Stored data entries:
-- BEGIN --
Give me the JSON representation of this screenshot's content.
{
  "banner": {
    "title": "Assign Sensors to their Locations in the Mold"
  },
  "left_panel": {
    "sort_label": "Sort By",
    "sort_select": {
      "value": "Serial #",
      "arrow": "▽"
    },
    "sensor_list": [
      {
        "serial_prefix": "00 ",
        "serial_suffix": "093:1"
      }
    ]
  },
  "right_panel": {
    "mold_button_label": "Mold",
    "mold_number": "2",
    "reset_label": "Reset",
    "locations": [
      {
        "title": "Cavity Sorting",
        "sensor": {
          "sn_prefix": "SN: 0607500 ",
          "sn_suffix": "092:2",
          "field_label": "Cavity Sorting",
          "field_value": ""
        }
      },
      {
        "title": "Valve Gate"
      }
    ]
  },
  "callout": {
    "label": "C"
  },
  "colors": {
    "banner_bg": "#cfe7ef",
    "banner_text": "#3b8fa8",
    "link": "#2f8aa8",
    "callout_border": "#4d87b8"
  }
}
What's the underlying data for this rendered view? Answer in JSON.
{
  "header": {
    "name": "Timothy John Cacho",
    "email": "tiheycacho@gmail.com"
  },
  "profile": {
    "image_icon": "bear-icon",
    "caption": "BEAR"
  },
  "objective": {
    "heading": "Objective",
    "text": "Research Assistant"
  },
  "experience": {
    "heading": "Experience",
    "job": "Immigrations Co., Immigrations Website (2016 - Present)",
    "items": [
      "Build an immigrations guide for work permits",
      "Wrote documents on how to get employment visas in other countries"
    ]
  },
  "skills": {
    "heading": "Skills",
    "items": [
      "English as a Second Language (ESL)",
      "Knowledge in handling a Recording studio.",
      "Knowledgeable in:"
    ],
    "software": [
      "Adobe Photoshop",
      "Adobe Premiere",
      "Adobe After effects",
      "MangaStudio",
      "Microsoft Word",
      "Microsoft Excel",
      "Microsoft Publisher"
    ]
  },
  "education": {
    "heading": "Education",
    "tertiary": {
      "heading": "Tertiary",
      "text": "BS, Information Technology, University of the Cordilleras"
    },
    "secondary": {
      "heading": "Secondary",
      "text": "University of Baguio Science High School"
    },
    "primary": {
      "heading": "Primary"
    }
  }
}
-- END --
EXERCISE TASK. Locate the lines above that contain "Sorting" and copy them.

SOLUTION TO THIS TASK.
        "title": "Cavity Sorting",
          "field_label": "Cavity Sorting",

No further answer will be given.